* **Instructions to follow**:
Without altering anything, output the material below.

★ ★ ★

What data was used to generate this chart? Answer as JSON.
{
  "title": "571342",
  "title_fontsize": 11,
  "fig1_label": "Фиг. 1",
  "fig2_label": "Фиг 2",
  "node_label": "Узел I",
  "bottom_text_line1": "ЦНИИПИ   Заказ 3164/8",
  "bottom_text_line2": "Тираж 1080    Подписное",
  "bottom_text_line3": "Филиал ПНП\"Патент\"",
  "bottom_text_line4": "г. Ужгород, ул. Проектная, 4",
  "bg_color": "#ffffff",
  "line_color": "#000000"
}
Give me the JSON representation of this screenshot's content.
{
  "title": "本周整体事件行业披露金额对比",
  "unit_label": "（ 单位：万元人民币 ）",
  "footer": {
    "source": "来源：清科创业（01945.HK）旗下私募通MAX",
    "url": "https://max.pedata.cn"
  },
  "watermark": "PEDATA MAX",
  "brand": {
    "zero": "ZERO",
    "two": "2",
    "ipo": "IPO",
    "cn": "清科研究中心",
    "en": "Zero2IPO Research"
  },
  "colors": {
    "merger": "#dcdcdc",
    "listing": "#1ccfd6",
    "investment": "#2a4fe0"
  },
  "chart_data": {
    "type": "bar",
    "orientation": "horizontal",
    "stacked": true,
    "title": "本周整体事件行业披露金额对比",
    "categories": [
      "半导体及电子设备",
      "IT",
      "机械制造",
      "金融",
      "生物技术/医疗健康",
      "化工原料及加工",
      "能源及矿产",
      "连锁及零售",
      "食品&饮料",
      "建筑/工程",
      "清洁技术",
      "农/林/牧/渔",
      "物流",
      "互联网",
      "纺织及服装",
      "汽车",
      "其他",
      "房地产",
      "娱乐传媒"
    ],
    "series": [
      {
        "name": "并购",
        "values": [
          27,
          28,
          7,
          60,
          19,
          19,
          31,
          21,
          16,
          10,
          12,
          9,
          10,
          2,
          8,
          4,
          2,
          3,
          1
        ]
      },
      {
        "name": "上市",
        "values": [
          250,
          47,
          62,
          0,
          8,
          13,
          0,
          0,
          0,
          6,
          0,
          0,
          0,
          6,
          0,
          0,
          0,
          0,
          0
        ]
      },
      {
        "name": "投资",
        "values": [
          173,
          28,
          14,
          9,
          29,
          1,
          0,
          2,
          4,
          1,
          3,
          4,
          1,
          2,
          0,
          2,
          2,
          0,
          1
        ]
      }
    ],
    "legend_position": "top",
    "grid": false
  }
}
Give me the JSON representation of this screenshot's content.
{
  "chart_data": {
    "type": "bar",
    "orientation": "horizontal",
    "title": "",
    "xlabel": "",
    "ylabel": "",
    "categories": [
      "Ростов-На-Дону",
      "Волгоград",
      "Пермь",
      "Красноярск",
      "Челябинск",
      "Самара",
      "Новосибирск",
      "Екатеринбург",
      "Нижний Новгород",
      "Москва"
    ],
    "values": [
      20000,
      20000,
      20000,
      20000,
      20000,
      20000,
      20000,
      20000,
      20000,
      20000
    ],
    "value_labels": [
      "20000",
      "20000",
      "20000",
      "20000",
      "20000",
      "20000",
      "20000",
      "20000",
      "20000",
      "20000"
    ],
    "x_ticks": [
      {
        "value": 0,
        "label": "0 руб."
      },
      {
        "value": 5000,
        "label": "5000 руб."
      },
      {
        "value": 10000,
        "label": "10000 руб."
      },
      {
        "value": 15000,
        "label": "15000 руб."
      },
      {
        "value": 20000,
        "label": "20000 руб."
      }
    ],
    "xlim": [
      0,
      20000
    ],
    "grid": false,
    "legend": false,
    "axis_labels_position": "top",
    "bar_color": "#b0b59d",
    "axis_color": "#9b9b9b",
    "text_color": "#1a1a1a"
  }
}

★ ★ ★

* **Result of the task**:
What data was used to generate this chart? Answer as JSON.
{
  "title": "571342",
  "title_fontsize": 11,
  "fig1_label": "Фиг. 1",
  "fig2_label": "Фиг 2",
  "node_label": "Узел I",
  "bottom_text_line1": "ЦНИИПИ   Заказ 3164/8",
  "bottom_text_line2": "Тираж 1080    Подписное",
  "bottom_text_line3": "Филиал ПНП\"Патент\"",
  "bottom_text_line4": "г. Ужгород, ул. Проектная, 4",
  "bg_color": "#ffffff",
  "line_color": "#000000"
}
Give me the JSON representation of this screenshot's content.
{
  "title": "本周整体事件行业披露金额对比",
  "unit_label": "（ 单位：万元人民币 ）",
  "footer": {
    "source": "来源：清科创业（01945.HK）旗下私募通MAX",
    "url": "https://max.pedata.cn"
  },
  "watermark": "PEDATA MAX",
  "brand": {
    "zero": "ZERO",
    "two": "2",
    "ipo": "IPO",
    "cn": "清科研究中心",
    "en": "Zero2IPO Research"
  },
  "colors": {
    "merger": "#dcdcdc",
    "listing": "#1ccfd6",
    "investment": "#2a4fe0"
  },
  "chart_data": {
    "type": "bar",
    "orientation": "horizontal",
    "stacked": true,
    "title": "本周整体事件行业披露金额对比",
    "categories": [
      "半导体及电子设备",
      "IT",
      "机械制造",
      "金融",
      "生物技术/医疗健康",
      "化工原料及加工",
      "能源及矿产",
      "连锁及零售",
      "食品&饮料",
      "建筑/工程",
      "清洁技术",
      "农/林/牧/渔",
      "物流",
      "互联网",
      "纺织及服装",
      "汽车",
      "其他",
      "房地产",
      "娱乐传媒"
    ],
    "series": [
      {
        "name": "并购",
        "values": [
          27,
          28,
          7,
          60,
          19,
          19,
          31,
          21,
          16,
          10,
          12,
          9,
          10,
          2,
          8,
          4,
          2,
          3,
          1
        ]
      },
      {
        "name": "上市",
        "values": [
          250,
          47,
          62,
          0,
          8,
          13,
          0,
          0,
          0,
          6,
          0,
          0,
          0,
          6,
          0,
          0,
          0,
          0,
          0
        ]
      },
      {
        "name": "投资",
        "values": [
          173,
          28,
          14,
          9,
          29,
          1,
          0,
          2,
          4,
          1,
          3,
          4,
          1,
          2,
          0,
          2,
          2,
          0,
          1
        ]
      }
    ],
    "legend_position": "top",
    "grid": false
  }
}
Give me the JSON representation of this screenshot's content.
{
  "chart_data": {
    "type": "bar",
    "orientation": "horizontal",
    "title": "",
    "xlabel": "",
    "ylabel": "",
    "categories": [
      "Ростов-На-Дону",
      "Волгоград",
      "Пермь",
      "Красноярск",
      "Челябинск",
      "Самара",
      "Новосибирск",
      "Екатеринбург",
      "Нижний Новгород",
      "Москва"
    ],
    "values": [
      20000,
      20000,
      20000,
      20000,
      20000,
      20000,
      20000,
      20000,
      20000,
      20000
    ],
    "value_labels": [
      "20000",
      "20000",
      "20000",
      "20000",
      "20000",
      "20000",
      "20000",
      "20000",
      "20000",
      "20000"
    ],
    "x_ticks": [
      {
        "value": 0,
        "label": "0 руб."
      },
      {
        "value": 5000,
        "label": "5000 руб."
      },
      {
        "value": 10000,
        "label": "10000 руб."
      },
      {
        "value": 15000,
        "label": "15000 руб."
      },
      {
        "value": 20000,
        "label": "20000 руб."
      }
    ],
    "xlim": [
      0,
      20000
    ],
    "grid": false,
    "legend": false,
    "axis_labels_position": "top",
    "bar_color": "#b0b59d",
    "axis_color": "#9b9b9b",
    "text_color": "#1a1a1a"
  }
}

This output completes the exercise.